Exercise:
Take the data below and repeat it exactly.

Items from a dataset
※ ※ ※
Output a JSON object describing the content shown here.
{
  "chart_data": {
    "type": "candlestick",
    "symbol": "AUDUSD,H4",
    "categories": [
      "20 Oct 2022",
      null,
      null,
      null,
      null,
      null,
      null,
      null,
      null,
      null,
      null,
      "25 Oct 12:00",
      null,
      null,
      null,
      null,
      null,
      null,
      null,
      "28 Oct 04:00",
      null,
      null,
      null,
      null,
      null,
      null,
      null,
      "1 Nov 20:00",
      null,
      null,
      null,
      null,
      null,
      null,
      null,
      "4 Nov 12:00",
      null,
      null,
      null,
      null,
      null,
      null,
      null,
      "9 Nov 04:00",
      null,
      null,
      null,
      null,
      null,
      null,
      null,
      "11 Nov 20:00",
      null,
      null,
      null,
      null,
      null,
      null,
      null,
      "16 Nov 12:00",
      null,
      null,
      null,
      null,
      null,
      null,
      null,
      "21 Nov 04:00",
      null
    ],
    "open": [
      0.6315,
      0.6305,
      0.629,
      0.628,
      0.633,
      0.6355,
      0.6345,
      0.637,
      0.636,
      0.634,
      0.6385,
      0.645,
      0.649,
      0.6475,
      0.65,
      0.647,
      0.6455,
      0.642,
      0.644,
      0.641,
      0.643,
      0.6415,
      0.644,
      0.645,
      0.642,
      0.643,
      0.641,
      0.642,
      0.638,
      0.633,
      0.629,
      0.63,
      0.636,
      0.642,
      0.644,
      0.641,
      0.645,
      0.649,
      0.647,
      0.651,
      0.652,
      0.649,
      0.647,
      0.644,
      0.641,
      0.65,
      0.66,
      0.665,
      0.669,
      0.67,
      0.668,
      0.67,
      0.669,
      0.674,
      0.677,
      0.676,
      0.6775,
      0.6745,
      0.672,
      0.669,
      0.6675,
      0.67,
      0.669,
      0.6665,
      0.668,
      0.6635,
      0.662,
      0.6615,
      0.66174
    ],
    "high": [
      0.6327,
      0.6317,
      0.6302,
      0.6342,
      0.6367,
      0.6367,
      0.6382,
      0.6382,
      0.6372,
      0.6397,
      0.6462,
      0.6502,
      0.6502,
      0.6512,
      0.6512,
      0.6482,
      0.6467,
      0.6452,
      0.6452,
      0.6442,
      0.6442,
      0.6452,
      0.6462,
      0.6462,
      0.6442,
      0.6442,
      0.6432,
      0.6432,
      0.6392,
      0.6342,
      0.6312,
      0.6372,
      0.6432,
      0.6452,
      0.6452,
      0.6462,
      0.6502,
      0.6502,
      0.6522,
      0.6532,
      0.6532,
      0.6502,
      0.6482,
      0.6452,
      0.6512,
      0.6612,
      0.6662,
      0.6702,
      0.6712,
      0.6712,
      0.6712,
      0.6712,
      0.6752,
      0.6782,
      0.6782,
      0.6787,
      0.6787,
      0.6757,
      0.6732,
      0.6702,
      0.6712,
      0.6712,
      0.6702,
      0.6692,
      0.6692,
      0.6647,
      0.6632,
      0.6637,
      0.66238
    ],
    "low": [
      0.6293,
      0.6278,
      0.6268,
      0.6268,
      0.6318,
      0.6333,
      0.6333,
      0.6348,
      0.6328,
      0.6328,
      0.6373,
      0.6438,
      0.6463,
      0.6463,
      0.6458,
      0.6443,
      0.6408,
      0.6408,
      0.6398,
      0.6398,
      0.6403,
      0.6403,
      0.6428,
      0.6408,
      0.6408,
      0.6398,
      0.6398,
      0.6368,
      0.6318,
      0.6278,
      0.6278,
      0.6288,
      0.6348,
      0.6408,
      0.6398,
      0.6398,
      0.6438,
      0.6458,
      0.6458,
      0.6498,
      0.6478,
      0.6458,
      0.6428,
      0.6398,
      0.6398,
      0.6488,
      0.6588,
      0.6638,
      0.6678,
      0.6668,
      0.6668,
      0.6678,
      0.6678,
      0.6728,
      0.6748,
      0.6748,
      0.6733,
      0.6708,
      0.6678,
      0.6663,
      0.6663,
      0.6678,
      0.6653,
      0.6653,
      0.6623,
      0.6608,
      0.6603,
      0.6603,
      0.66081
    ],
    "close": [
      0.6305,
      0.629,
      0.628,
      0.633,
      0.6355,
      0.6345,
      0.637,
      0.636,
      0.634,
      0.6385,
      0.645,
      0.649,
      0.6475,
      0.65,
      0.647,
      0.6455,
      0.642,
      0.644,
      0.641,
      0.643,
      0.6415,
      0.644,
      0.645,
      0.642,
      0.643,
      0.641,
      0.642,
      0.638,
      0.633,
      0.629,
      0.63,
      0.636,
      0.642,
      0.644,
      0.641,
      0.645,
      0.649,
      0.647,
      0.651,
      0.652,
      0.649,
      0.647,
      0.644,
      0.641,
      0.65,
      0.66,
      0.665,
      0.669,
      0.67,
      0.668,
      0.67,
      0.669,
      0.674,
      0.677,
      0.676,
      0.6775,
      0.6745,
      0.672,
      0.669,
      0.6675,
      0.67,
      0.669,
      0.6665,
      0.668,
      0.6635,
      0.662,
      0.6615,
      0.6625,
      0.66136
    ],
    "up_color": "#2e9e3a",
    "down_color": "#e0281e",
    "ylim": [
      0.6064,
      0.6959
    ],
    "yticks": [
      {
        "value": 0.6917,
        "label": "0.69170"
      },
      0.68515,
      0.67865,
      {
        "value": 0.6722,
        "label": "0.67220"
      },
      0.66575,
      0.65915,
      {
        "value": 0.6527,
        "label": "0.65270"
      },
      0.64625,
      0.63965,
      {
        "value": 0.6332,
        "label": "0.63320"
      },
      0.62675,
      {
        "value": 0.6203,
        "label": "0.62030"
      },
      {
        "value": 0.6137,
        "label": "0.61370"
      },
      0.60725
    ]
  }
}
※ ※ ※
Output for this exercise:
Output a JSON object describing the content shown here.
{
  "chart_data": {
    "type": "candlestick",
    "symbol": "AUDUSD,H4",
    "categories": [
      "20 Oct 2022",
      null,
      null,
      null,
      null,
      null,
      null,
      null,
      null,
      null,
      null,
      "25 Oct 12:00",
      null,
      null,
      null,
      null,
      null,
      null,
      null,
      "28 Oct 04:00",
      null,
      null,
      null,
      null,
      null,
      null,
      null,
      "1 Nov 20:00",
      null,
      null,
      null,
      null,
      null,
      null,
      null,
      "4 Nov 12:00",
      null,
      null,
      null,
      null,
      null,
      null,
      null,
      "9 Nov 04:00",
      null,
      null,
      null,
      null,
      null,
      null,
      null,
      "11 Nov 20:00",
      null,
      null,
      null,
      null,
      null,
      null,
      null,
      "16 Nov 12:00",
      null,
      null,
      null,
      null,
      null,
      null,
      null,
      "21 Nov 04:00",
      null
    ],
    "open": [
      0.6315,
      0.6305,
      0.629,
      0.628,
      0.633,
      0.6355,
      0.6345,
      0.637,
      0.636,
      0.634,
      0.6385,
      0.645,
      0.649,
      0.6475,
      0.65,
      0.647,
      0.6455,
      0.642,
      0.644,
      0.641,
      0.643,
      0.6415,
      0.644,
      0.645,
      0.642,
      0.643,
      0.641,
      0.642,
      0.638,
      0.633,
      0.629,
      0.63,
      0.636,
      0.642,
      0.644,
      0.641,
      0.645,
      0.649,
      0.647,
      0.651,
      0.652,
      0.649,
      0.647,
      0.644,
      0.641,
      0.65,
      0.66,
      0.665,
      0.669,
      0.67,
      0.668,
      0.67,
      0.669,
      0.674,
      0.677,
      0.676,
      0.6775,
      0.6745,
      0.672,
      0.669,
      0.6675,
      0.67,
      0.669,
      0.6665,
      0.668,
      0.6635,
      0.662,
      0.6615,
      0.66174
    ],
    "high": [
      0.6327,
      0.6317,
      0.6302,
      0.6342,
      0.6367,
      0.6367,
      0.6382,
      0.6382,
      0.6372,
      0.6397,
      0.6462,
      0.6502,
      0.6502,
      0.6512,
      0.6512,
      0.6482,
      0.6467,
      0.6452,
      0.6452,
      0.6442,
      0.6442,
      0.6452,
      0.6462,
      0.6462,
      0.6442,
      0.6442,
      0.6432,
      0.6432,
      0.6392,
      0.6342,
      0.6312,
      0.6372,
      0.6432,
      0.6452,
      0.6452,
      0.6462,
      0.6502,
      0.6502,
      0.6522,
      0.6532,
      0.6532,
      0.6502,
      0.6482,
      0.6452,
      0.6512,
      0.6612,
      0.6662,
      0.6702,
      0.6712,
      0.6712,
      0.6712,
      0.6712,
      0.6752,
      0.6782,
      0.6782,
      0.6787,
      0.6787,
      0.6757,
      0.6732,
      0.6702,
      0.6712,
      0.6712,
      0.6702,
      0.6692,
      0.6692,
      0.6647,
      0.6632,
      0.6637,
      0.66238
    ],
    "low": [
      0.6293,
      0.6278,
      0.6268,
      0.6268,
      0.6318,
      0.6333,
      0.6333,
      0.6348,
      0.6328,
      0.6328,
      0.6373,
      0.6438,
      0.6463,
      0.6463,
      0.6458,
      0.6443,
      0.6408,
      0.6408,
      0.6398,
      0.6398,
      0.6403,
      0.6403,
      0.6428,
      0.6408,
      0.6408,
      0.6398,
      0.6398,
      0.6368,
      0.6318,
      0.6278,
      0.6278,
      0.6288,
      0.6348,
      0.6408,
      0.6398,
      0.6398,
      0.6438,
      0.6458,
      0.6458,
      0.6498,
      0.6478,
      0.6458,
      0.6428,
      0.6398,
      0.6398,
      0.6488,
      0.6588,
      0.6638,
      0.6678,
      0.6668,
      0.6668,
      0.6678,
      0.6678,
      0.6728,
      0.6748,
      0.6748,
      0.6733,
      0.6708,
      0.6678,
      0.6663,
      0.6663,
      0.6678,
      0.6653,
      0.6653,
      0.6623,
      0.6608,
      0.6603,
      0.6603,
      0.66081
    ],
    "close": [
      0.6305,
      0.629,
      0.628,
      0.633,
      0.6355,
      0.6345,
      0.637,
      0.636,
      0.634,
      0.6385,
      0.645,
      0.649,
      0.6475,
      0.65,
      0.647,
      0.6455,
      0.642,
      0.644,
      0.641,
      0.643,
      0.6415,
      0.644,
      0.645,
      0.642,
      0.643,
      0.641,
      0.642,
      0.638,
      0.633,
      0.629,
      0.63,
      0.636,
      0.642,
      0.644,
      0.641,
      0.645,
      0.649,
      0.647,
      0.651,
      0.652,
      0.649,
      0.647,
      0.644,
      0.641,
      0.65,
      0.66,
      0.665,
      0.669,
      0.67,
      0.668,
      0.67,
      0.669,
      0.674,
      0.677,
      0.676,
      0.6775,
      0.6745,
      0.672,
      0.669,
      0.6675,
      0.67,
      0.669,
      0.6665,
      0.668,
      0.6635,
      0.662,
      0.6615,
      0.6625,
      0.66136
    ],
    "up_color": "#2e9e3a",
    "down_color": "#e0281e",
    "ylim": [
      0.6064,
      0.6959
    ],
    "yticks": [
      {
        "value": 0.6917,
        "label": "0.69170"
      },
      0.68515,
      0.67865,
      {
        "value": 0.6722,
        "label": "0.67220"
      },
      0.66575,
      0.65915,
      {
        "value": 0.6527,
        "label": "0.65270"
      },
      0.64625,
      0.63965,
      {
        "value": 0.6332,
        "label": "0.63320"
      },
      0.62675,
      {
        "value": 0.6203,
        "label": "0.62030"
      },
      {
        "value": 0.6137,
        "label": "0.61370"
      },
      0.60725
    ]
  }
}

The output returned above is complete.